[Stored data]
(begin)

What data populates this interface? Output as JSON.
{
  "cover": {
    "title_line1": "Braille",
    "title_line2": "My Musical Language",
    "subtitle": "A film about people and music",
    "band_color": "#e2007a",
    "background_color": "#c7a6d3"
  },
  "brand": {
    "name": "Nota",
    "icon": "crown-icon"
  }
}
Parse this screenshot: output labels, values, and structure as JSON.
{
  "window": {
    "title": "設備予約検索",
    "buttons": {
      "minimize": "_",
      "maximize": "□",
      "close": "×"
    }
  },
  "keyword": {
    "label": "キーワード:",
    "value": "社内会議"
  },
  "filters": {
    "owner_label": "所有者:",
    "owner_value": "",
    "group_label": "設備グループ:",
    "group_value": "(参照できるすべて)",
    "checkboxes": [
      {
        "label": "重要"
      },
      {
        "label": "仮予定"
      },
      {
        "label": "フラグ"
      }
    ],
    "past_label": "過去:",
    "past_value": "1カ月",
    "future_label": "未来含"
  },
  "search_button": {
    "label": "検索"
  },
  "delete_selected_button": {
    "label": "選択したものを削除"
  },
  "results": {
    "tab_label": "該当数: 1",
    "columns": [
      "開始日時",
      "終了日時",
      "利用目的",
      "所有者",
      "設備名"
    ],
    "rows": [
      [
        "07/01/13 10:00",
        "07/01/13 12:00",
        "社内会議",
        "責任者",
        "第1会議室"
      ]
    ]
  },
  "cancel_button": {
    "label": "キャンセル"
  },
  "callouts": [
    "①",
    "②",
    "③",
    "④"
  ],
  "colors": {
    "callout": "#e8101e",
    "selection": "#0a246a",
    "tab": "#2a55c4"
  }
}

(end)

§ Stated exercise:
All of the entries above should be written out again exactly.

§ Exercise solution:
What data populates this interface? Output as JSON.
{
  "cover": {
    "title_line1": "Braille",
    "title_line2": "My Musical Language",
    "subtitle": "A film about people and music",
    "band_color": "#e2007a",
    "background_color": "#c7a6d3"
  },
  "brand": {
    "name": "Nota",
    "icon": "crown-icon"
  }
}
Parse this screenshot: output labels, values, and structure as JSON.
{
  "window": {
    "title": "設備予約検索",
    "buttons": {
      "minimize": "_",
      "maximize": "□",
      "close": "×"
    }
  },
  "keyword": {
    "label": "キーワード:",
    "value": "社内会議"
  },
  "filters": {
    "owner_label": "所有者:",
    "owner_value": "",
    "group_label": "設備グループ:",
    "group_value": "(参照できるすべて)",
    "checkboxes": [
      {
        "label": "重要"
      },
      {
        "label": "仮予定"
      },
      {
        "label": "フラグ"
      }
    ],
    "past_label": "過去:",
    "past_value": "1カ月",
    "future_label": "未来含"
  },
  "search_button": {
    "label": "検索"
  },
  "delete_selected_button": {
    "label": "選択したものを削除"
  },
  "results": {
    "tab_label": "該当数: 1",
    "columns": [
      "開始日時",
      "終了日時",
      "利用目的",
      "所有者",
      "設備名"
    ],
    "rows": [
      [
        "07/01/13 10:00",
        "07/01/13 12:00",
        "社内会議",
        "責任者",
        "第1会議室"
      ]
    ]
  },
  "cancel_button": {
    "label": "キャンセル"
  },
  "callouts": [
    "①",
    "②",
    "③",
    "④"
  ],
  "colors": {
    "callout": "#e8101e",
    "selection": "#0a246a",
    "tab": "#2a55c4"
  }
}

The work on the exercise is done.